Each line that holds the word "Branch" should be returned.

--- START Excerpted data ---

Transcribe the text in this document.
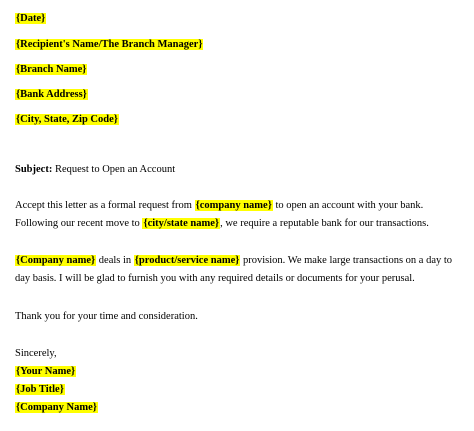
{Date}
{Recipient's Name/The Branch Manager}
{Branch Name}
{Bank Address}
{City, State, Zip Code}
Subject: Request to Open an Account
Accept this letter as a formal request from {company name} to open an account with your bank.
Following our recent move to {city/state name}, we require a reputable bank for our transactions.
{Company name} deals in {product/service name} provision. We make large transactions on a day to
day basis. I will be glad to furnish you with any required details or documents for your perusal.
Thank you for your time and consideration.
Sincerely,
{Your Name}
{Job Title}
{Company Name}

--- END Excerpted data ---

- **Exercise result**
{Recipient's Name/The Branch Manager}
{Branch Name}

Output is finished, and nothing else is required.